### DATASET CONTENT:
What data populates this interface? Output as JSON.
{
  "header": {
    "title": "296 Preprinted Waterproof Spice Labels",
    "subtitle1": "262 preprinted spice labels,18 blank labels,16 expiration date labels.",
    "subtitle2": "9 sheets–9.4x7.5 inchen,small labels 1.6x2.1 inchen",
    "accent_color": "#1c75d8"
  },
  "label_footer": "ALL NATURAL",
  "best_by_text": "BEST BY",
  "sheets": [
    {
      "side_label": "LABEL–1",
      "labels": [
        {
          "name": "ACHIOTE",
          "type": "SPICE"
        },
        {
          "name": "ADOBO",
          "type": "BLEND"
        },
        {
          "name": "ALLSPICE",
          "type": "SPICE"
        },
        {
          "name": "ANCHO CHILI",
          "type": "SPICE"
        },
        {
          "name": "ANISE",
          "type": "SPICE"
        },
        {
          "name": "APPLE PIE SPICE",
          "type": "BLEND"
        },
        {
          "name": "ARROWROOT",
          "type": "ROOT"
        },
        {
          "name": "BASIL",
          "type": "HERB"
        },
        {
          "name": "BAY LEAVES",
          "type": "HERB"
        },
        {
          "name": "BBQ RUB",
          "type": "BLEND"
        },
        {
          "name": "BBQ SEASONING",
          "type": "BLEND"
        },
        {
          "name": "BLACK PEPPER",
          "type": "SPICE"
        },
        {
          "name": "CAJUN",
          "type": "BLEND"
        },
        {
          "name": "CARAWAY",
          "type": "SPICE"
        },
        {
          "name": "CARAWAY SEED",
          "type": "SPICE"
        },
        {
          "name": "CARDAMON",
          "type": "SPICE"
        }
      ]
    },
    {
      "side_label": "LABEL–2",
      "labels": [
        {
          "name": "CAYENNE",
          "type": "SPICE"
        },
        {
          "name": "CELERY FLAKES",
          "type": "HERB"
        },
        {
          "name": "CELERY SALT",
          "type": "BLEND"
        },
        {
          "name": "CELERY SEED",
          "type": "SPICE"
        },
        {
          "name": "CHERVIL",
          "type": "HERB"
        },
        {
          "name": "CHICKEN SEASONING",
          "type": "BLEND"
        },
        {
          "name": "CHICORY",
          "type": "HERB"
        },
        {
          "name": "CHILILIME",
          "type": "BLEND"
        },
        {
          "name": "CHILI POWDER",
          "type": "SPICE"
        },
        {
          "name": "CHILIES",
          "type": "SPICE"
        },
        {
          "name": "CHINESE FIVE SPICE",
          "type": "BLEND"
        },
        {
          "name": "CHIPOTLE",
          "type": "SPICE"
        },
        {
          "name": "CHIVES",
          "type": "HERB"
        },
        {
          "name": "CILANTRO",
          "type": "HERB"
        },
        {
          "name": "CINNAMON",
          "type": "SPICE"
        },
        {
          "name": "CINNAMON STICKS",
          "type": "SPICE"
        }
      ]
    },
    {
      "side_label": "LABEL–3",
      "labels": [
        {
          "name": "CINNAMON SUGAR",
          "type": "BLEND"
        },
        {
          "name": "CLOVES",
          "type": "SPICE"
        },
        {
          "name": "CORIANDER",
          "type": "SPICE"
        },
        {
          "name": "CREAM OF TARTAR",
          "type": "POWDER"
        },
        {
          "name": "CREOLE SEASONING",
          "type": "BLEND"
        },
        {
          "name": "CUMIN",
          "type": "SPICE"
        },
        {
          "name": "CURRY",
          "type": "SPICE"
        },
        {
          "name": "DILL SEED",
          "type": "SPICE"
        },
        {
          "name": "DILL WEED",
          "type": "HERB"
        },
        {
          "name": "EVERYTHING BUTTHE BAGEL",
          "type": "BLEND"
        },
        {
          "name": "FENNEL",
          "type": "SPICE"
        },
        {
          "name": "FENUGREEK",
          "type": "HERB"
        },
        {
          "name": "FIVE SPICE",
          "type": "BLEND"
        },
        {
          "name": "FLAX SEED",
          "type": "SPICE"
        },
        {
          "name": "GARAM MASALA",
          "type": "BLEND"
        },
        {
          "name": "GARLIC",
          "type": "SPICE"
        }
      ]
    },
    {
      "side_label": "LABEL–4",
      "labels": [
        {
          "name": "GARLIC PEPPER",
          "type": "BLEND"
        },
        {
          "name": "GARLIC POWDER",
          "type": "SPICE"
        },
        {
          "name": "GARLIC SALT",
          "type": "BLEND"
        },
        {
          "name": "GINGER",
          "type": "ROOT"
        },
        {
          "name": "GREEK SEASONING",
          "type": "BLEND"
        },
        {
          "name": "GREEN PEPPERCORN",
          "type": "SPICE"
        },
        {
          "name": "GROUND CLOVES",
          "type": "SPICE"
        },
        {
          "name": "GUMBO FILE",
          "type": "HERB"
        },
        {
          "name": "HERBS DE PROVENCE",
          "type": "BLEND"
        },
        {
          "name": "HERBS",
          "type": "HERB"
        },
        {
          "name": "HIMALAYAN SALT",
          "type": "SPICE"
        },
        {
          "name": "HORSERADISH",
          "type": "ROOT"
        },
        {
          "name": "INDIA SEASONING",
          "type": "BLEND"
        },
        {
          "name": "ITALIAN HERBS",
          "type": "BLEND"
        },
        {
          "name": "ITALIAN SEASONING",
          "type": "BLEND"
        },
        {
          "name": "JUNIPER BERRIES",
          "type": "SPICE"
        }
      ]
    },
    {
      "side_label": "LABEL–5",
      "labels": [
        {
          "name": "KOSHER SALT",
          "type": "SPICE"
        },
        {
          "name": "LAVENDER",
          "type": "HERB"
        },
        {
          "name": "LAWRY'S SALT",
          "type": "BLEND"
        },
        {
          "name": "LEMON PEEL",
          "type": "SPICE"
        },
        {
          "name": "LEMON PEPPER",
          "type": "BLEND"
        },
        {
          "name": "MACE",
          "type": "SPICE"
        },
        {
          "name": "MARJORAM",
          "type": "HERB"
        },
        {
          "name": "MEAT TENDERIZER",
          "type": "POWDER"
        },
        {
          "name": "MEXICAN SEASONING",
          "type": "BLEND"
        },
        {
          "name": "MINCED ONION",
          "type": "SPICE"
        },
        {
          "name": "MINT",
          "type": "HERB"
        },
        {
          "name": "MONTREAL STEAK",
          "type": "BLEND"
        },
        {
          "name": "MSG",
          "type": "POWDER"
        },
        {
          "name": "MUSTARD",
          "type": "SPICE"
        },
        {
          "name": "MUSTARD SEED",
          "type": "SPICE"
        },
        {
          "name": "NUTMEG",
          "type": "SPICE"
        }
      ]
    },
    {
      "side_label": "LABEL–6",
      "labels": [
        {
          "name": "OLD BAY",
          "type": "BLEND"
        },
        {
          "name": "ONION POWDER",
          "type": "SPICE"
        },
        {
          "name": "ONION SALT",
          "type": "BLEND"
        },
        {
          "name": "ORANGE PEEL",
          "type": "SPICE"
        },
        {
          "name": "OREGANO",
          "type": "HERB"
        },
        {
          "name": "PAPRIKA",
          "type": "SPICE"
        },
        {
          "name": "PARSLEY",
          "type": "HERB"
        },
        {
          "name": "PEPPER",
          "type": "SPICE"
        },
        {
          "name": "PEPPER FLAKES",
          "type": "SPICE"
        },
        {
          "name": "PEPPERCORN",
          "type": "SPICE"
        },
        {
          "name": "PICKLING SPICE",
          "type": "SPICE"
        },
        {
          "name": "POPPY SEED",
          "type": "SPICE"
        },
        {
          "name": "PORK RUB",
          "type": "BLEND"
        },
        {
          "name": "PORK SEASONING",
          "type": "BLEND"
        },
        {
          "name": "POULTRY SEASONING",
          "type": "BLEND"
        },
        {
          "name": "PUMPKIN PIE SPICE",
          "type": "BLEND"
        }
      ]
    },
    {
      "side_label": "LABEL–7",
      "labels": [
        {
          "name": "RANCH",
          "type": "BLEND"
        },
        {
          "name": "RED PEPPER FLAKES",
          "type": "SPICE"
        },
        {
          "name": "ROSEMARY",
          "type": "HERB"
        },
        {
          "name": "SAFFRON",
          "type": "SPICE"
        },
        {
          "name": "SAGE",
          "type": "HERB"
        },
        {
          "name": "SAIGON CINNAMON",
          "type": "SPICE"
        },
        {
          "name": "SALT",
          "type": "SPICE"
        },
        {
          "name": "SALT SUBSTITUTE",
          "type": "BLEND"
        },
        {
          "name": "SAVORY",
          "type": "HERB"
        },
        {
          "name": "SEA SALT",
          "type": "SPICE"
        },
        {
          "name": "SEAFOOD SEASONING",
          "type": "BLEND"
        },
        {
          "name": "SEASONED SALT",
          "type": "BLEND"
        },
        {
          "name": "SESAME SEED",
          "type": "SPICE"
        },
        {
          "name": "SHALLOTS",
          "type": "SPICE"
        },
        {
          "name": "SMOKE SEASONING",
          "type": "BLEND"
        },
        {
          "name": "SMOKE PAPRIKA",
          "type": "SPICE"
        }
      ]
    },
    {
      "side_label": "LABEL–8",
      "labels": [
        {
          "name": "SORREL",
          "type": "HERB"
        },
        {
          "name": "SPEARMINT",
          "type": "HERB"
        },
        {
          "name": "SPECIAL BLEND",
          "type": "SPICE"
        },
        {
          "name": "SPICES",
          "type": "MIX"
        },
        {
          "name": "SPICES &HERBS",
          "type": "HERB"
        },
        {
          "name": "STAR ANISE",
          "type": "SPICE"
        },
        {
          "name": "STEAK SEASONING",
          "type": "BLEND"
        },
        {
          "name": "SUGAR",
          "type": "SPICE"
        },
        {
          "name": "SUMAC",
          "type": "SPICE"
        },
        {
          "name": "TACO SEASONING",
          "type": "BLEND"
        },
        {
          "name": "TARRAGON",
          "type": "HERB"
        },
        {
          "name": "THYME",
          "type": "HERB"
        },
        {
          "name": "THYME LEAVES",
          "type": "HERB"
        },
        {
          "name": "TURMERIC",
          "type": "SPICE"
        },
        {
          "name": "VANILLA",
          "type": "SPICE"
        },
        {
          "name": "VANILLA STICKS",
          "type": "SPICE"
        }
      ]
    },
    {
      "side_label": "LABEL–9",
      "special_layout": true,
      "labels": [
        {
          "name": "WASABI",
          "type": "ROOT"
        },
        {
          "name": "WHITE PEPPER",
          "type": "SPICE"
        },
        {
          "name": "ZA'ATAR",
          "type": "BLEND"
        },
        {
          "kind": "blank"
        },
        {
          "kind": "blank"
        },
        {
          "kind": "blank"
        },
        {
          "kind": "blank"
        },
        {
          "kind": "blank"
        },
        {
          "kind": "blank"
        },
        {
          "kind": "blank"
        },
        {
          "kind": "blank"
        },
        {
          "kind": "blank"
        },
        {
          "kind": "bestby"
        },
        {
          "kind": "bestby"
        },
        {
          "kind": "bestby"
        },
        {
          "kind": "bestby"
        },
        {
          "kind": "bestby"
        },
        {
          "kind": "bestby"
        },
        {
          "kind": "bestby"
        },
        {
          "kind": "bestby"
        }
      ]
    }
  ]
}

### AIM:
Extract each line holding the word "SEED" from the records.

### RESULT FOR THIS TASK:
          "name": "CARAWAY SEED",
          "name": "CELERY SEED",
          "name": "DILL SEED",
          "name": "FLAX SEED",
          "name": "MUSTARD SEED",
          "name": "POPPY SEED",
          "name": "SESAME SEED",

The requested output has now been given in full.